| What is being asked |
Every line that contains "still" counts once; give the total number of such lines, with no other words.

^^^^

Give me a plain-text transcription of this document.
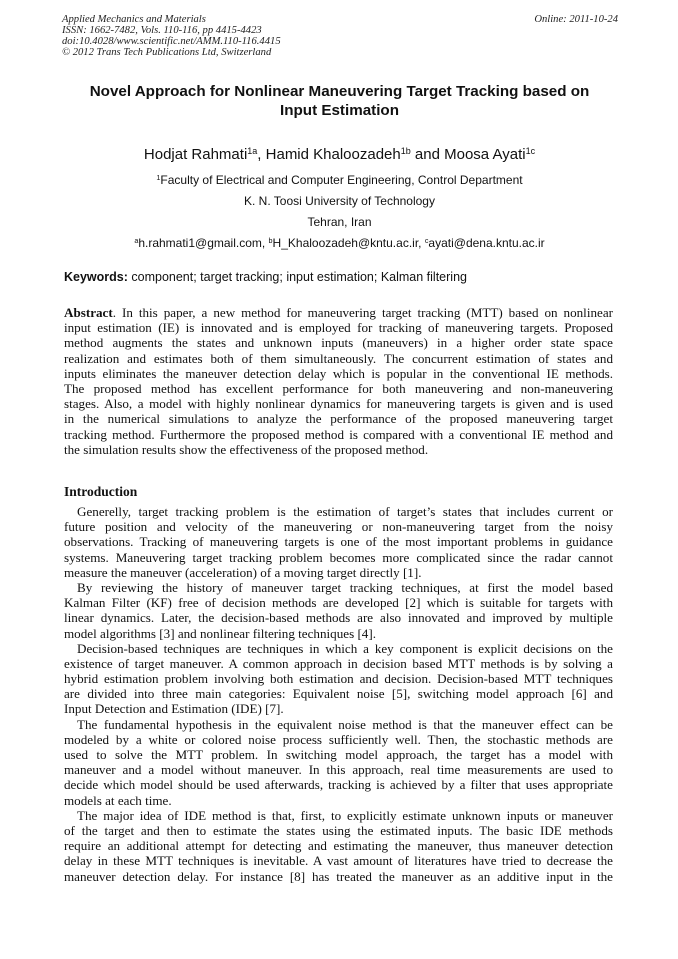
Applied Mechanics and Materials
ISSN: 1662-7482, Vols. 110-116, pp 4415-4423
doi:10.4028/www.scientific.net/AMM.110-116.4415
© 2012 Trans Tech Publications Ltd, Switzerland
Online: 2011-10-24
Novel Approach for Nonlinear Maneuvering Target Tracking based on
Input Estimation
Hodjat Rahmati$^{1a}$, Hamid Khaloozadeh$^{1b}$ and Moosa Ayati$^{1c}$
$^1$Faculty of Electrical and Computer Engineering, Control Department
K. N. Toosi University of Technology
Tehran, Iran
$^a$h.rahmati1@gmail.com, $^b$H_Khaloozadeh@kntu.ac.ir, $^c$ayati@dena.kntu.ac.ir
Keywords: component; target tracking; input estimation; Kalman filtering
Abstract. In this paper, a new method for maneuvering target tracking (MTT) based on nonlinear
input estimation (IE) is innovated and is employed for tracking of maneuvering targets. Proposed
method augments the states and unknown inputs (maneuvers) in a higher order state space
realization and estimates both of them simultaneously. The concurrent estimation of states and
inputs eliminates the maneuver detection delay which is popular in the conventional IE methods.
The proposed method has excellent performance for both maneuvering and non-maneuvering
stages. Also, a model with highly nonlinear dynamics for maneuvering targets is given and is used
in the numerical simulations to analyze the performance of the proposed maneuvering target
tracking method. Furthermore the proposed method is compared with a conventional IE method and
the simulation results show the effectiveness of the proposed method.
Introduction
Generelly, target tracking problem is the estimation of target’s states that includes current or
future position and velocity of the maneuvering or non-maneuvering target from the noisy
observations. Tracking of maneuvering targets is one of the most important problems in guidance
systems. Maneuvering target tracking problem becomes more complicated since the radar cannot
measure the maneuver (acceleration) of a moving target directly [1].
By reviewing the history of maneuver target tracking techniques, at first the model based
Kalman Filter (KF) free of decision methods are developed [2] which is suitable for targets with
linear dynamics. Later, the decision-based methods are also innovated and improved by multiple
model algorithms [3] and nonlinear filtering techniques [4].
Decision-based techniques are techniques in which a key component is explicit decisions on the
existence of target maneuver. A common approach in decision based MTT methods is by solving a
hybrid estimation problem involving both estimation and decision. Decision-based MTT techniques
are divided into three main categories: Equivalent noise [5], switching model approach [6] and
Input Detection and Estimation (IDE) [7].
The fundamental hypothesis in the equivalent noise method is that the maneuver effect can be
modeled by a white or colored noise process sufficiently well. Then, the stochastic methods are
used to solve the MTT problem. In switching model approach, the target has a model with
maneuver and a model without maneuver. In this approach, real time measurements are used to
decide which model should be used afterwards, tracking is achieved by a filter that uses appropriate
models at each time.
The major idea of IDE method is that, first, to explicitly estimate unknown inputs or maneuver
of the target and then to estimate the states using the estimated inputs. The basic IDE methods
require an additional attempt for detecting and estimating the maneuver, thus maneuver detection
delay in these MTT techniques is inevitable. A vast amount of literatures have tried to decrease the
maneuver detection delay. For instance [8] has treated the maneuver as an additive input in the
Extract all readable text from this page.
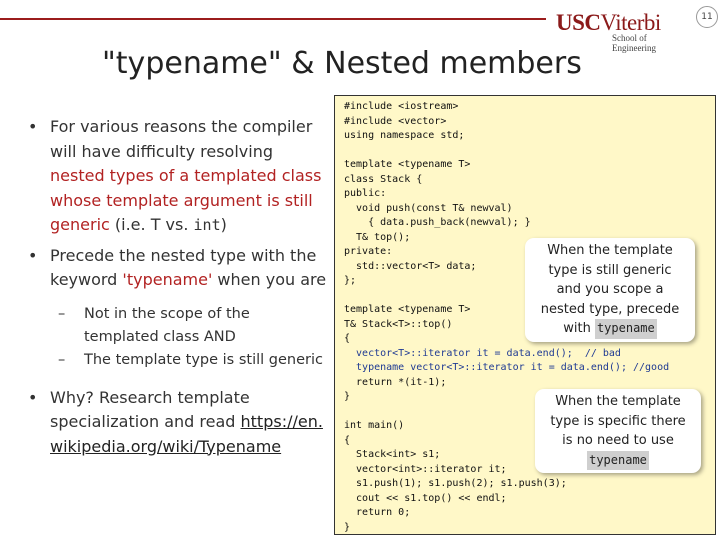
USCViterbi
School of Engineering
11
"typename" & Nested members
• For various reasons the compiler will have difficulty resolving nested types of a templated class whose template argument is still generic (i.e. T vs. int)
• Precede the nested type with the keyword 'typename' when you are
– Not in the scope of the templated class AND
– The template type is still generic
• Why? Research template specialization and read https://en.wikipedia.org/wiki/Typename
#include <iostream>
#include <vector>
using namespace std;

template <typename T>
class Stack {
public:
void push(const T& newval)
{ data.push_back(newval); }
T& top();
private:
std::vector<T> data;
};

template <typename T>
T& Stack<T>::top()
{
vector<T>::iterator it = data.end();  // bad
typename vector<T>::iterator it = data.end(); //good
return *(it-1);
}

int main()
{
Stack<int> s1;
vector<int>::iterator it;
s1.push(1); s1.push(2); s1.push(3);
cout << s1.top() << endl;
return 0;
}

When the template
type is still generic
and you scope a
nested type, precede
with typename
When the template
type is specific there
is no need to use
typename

^^^^

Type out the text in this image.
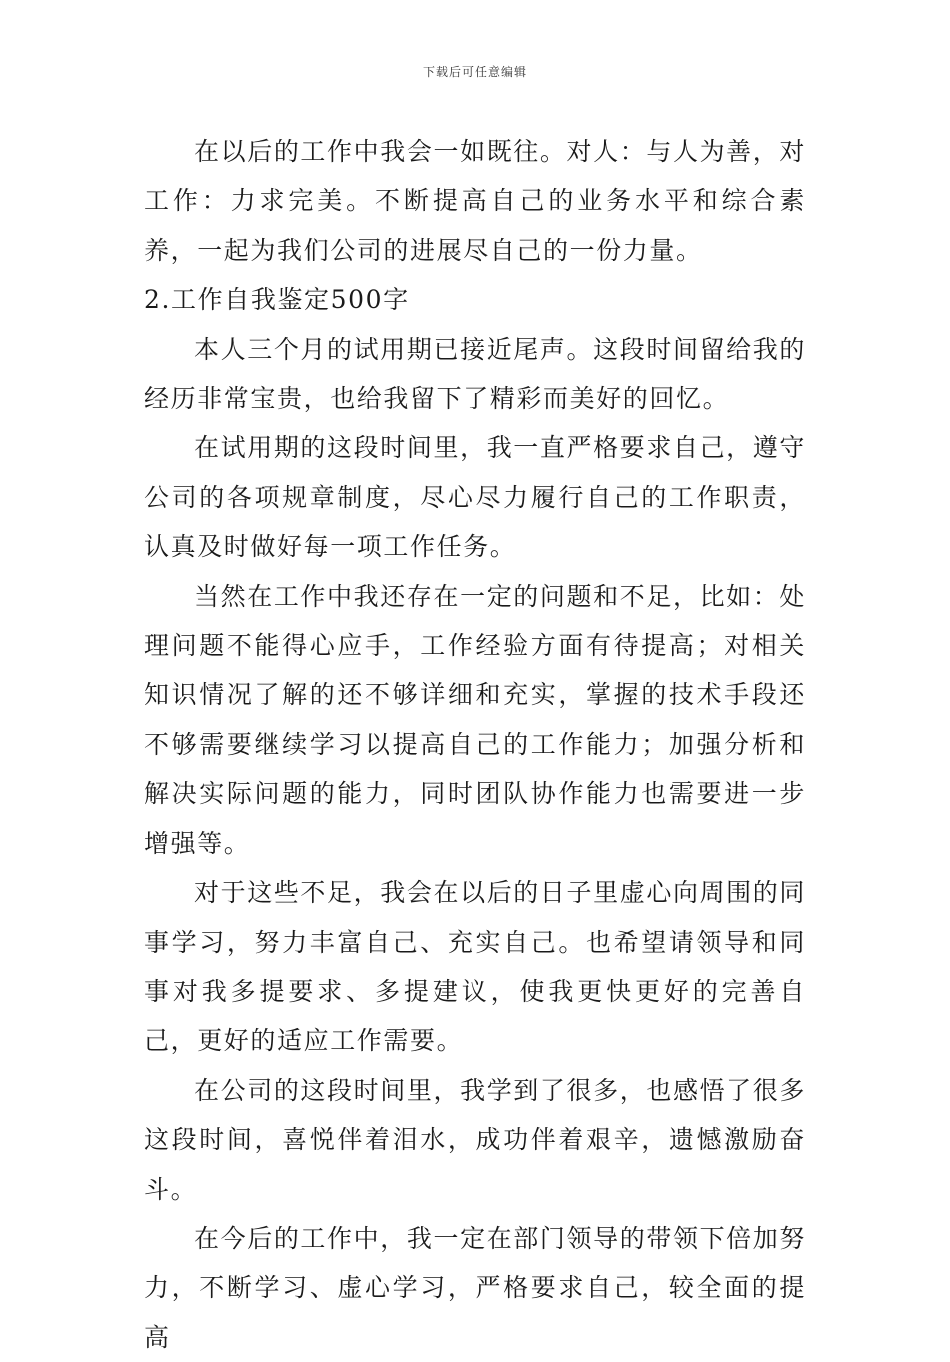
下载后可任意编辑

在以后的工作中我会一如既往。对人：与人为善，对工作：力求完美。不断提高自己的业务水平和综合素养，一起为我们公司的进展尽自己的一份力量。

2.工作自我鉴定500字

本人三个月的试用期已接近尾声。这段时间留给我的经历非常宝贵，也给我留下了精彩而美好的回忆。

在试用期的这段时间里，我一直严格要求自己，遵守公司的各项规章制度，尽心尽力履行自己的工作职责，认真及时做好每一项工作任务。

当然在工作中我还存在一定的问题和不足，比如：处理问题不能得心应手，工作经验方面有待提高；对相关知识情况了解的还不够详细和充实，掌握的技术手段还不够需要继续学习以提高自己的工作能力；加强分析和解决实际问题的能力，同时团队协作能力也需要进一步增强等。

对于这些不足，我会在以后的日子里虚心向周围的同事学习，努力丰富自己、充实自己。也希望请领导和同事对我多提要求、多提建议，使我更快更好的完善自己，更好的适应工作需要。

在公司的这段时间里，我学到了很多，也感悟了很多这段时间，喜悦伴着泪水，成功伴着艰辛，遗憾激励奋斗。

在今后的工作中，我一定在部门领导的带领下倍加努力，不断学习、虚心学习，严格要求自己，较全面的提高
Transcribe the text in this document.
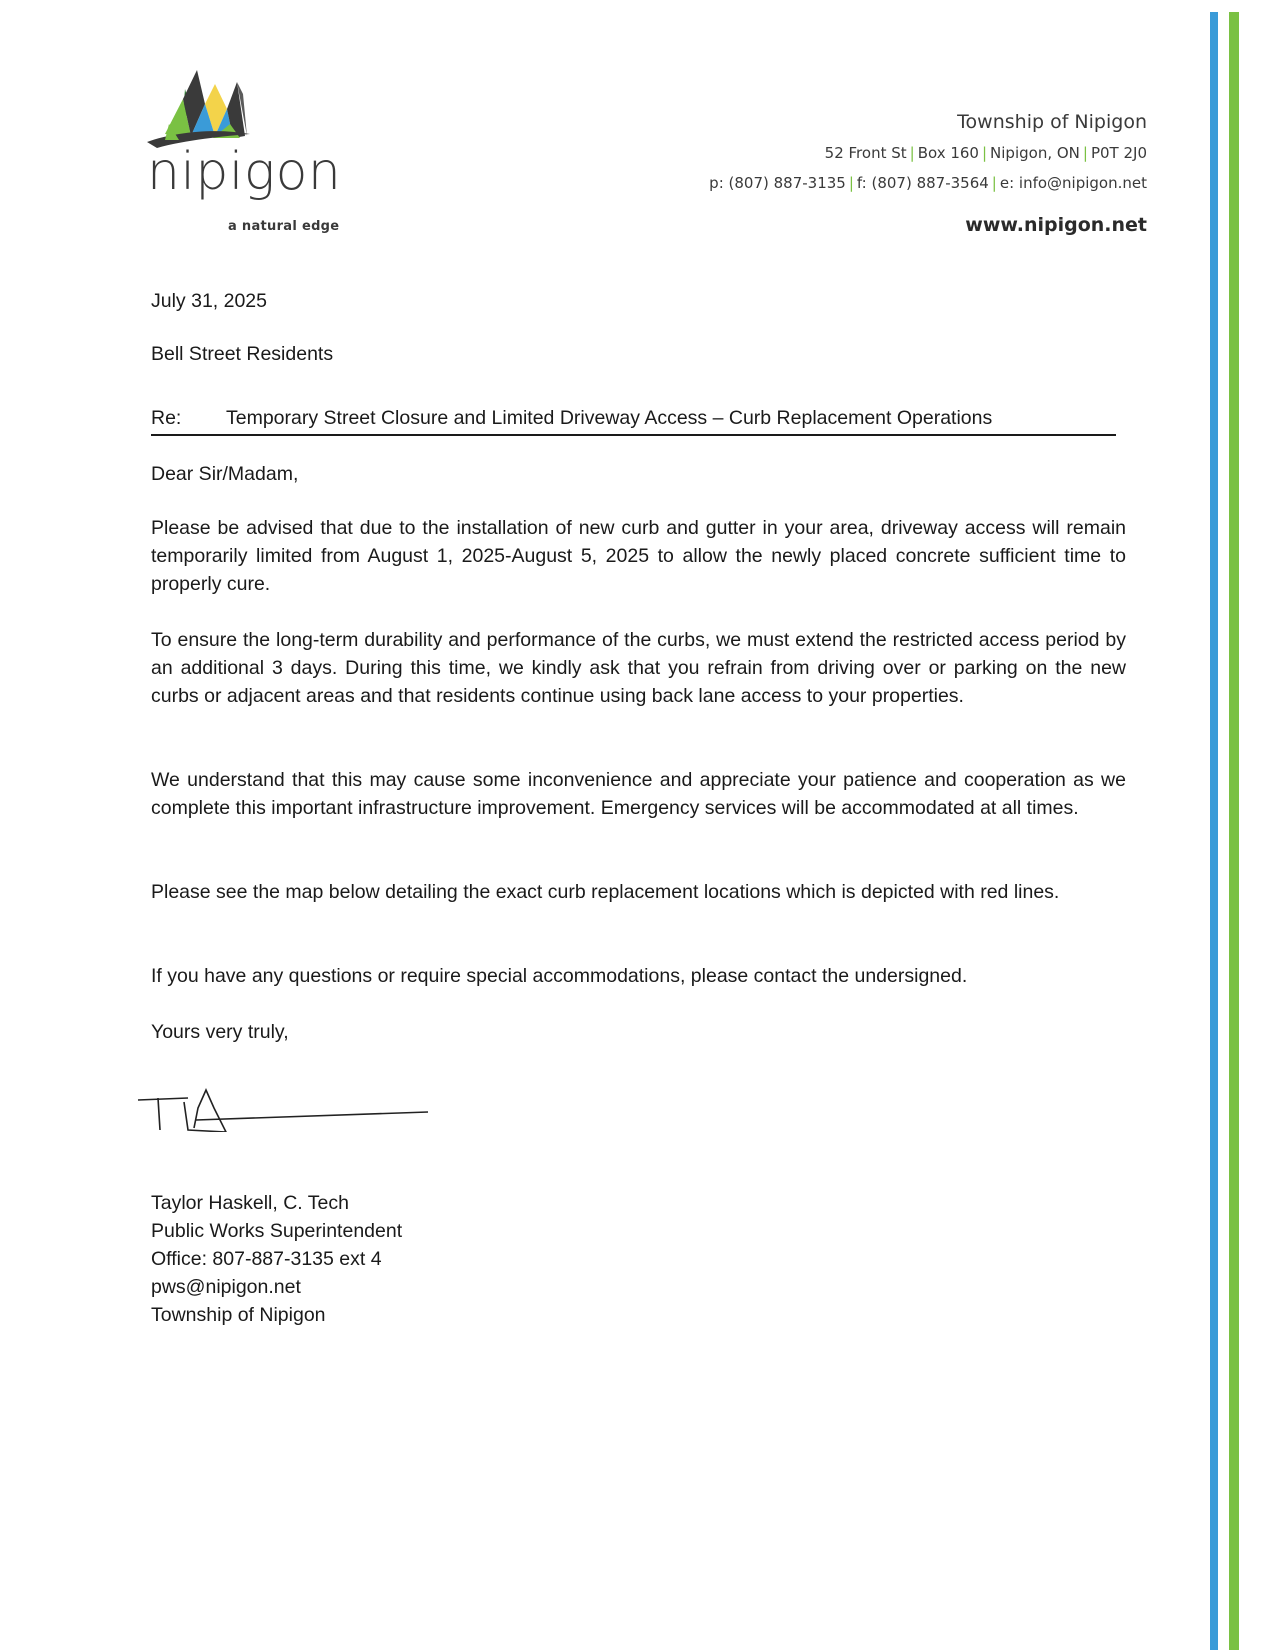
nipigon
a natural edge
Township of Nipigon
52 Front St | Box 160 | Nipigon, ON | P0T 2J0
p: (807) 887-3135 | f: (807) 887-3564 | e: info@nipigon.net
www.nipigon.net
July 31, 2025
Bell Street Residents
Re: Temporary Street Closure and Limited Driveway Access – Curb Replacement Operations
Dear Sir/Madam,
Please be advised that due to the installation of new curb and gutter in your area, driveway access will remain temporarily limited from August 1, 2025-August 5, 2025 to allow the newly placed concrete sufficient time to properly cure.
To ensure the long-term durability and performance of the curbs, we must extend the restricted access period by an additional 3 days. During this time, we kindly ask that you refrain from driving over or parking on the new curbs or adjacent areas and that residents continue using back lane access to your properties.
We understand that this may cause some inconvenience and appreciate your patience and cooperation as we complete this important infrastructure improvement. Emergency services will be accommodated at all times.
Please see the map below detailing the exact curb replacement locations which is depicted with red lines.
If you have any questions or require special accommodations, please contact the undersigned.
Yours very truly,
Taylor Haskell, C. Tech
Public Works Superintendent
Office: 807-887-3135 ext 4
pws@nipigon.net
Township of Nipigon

^^^^

| The result |
3